(Some records)
────────

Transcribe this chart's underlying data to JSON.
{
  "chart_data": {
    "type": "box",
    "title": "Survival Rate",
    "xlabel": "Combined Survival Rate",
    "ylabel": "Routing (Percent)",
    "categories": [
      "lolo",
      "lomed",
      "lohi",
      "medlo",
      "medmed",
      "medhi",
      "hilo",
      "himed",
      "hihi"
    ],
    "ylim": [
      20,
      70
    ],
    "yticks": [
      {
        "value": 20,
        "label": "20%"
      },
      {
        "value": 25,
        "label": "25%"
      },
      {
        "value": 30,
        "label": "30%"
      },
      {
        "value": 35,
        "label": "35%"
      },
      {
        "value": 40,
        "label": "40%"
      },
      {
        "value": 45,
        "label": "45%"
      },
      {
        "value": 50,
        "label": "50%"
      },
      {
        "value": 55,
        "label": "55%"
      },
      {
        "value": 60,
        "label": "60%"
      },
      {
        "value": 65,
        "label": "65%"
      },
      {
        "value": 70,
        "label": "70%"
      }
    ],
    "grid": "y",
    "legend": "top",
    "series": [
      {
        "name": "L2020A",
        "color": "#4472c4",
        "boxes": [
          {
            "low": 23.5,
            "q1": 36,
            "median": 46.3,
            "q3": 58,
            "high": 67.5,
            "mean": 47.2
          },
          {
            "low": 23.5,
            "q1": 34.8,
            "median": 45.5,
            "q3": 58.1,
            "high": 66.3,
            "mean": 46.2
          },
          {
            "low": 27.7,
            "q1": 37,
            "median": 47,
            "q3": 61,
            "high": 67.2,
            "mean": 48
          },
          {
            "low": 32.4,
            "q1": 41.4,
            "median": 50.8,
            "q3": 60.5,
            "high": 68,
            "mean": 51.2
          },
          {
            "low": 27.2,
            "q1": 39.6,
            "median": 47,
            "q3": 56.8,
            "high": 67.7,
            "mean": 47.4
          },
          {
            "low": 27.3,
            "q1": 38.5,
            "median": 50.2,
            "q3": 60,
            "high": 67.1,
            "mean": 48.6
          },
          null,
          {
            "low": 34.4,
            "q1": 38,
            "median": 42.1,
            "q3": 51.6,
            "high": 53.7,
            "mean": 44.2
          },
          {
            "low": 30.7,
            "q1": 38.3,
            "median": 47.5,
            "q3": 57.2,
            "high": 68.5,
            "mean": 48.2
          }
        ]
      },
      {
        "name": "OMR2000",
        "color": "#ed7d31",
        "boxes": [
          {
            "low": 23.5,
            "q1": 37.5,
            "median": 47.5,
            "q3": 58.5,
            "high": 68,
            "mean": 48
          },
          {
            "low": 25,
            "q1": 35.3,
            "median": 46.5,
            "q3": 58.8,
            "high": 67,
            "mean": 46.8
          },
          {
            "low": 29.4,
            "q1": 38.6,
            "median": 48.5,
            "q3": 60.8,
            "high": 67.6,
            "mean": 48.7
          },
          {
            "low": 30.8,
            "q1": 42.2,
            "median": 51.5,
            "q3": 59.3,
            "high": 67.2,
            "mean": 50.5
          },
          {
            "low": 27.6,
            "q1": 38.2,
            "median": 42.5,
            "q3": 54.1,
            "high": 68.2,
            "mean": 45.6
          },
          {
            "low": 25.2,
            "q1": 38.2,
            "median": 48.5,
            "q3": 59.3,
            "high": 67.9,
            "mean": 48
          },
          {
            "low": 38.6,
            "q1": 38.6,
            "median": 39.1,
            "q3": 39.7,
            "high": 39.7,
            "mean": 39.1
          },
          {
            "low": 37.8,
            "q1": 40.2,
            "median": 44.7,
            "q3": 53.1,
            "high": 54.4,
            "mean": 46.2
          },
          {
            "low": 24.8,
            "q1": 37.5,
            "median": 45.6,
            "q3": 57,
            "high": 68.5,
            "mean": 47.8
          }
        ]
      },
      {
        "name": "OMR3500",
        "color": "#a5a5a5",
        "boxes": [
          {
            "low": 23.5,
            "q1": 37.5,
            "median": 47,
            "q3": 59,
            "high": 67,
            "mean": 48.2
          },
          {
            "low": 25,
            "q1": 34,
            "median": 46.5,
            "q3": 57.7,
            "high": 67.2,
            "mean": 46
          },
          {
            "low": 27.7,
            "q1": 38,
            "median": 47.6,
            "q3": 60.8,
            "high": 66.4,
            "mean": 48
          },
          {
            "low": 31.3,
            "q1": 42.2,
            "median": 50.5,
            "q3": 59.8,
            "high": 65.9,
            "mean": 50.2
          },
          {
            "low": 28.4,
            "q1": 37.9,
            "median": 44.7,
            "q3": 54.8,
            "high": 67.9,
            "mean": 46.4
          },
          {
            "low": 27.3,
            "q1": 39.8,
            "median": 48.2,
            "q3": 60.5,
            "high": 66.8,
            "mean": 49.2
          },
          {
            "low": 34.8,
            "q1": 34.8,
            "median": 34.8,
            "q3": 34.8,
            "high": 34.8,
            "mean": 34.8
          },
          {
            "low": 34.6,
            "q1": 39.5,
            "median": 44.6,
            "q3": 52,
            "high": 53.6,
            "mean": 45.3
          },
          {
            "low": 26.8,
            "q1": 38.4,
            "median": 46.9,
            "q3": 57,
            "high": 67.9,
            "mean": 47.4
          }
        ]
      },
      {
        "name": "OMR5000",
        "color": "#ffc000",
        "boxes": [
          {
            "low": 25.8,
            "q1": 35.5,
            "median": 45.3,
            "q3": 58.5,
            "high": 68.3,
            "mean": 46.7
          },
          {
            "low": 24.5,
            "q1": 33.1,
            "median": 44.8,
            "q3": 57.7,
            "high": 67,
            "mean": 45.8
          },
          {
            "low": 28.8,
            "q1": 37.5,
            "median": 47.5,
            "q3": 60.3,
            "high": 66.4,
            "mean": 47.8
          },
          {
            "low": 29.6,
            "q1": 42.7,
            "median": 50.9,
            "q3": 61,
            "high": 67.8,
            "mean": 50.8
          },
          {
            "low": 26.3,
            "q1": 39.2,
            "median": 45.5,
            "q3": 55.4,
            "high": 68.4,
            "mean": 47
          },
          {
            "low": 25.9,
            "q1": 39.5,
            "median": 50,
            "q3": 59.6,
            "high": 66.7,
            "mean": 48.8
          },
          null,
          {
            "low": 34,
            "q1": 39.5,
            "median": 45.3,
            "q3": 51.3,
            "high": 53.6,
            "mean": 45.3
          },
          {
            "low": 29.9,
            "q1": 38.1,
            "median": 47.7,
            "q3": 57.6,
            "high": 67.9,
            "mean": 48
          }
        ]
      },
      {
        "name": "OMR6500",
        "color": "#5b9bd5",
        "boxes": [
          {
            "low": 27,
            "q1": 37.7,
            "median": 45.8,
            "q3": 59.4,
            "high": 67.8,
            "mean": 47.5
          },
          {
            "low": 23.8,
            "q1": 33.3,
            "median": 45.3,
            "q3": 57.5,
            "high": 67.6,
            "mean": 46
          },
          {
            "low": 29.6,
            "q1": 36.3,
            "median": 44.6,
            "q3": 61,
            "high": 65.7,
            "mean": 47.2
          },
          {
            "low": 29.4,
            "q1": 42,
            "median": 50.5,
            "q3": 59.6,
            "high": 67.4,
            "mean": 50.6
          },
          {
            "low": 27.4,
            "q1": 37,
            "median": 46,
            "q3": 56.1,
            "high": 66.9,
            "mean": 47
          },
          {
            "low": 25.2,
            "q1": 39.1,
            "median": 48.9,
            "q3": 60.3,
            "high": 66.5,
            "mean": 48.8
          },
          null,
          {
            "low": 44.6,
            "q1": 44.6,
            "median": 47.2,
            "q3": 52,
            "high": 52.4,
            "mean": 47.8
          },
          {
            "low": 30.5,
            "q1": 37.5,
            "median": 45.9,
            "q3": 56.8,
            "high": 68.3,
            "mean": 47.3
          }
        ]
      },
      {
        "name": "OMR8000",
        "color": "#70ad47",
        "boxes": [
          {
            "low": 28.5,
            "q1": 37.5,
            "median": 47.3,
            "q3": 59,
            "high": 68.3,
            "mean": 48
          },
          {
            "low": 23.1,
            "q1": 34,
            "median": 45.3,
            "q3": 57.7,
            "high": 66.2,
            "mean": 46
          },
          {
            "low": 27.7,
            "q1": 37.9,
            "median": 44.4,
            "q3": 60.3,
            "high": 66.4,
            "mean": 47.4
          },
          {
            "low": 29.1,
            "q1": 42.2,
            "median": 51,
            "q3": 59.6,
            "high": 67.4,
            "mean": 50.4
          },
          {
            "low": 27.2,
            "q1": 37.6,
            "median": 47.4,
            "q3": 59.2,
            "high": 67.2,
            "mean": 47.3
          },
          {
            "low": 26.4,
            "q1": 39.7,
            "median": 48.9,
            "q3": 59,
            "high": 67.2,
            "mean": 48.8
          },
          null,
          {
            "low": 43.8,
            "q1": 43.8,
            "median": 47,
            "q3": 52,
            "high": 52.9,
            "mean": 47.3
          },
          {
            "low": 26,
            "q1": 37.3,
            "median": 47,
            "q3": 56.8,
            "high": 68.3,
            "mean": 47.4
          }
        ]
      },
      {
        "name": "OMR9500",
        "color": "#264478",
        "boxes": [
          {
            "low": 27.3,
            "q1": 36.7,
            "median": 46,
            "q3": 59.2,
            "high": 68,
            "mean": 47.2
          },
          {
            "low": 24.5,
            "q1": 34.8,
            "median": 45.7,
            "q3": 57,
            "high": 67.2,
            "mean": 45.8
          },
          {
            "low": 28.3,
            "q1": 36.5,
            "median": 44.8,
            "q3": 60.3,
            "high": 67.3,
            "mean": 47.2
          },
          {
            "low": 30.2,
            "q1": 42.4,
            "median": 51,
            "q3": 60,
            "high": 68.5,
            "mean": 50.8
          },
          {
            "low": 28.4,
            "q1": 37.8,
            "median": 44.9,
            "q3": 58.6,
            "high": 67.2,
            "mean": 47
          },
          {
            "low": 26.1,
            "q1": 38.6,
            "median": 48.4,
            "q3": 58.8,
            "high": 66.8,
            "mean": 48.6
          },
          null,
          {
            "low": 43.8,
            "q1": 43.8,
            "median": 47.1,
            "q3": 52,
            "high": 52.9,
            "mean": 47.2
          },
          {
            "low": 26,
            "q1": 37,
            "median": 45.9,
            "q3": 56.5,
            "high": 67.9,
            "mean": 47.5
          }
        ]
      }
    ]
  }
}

────────

*Objective:*
Work out how many lines of the data above contain the string "Rate" and give the number alone.

*Completed exercise:*
2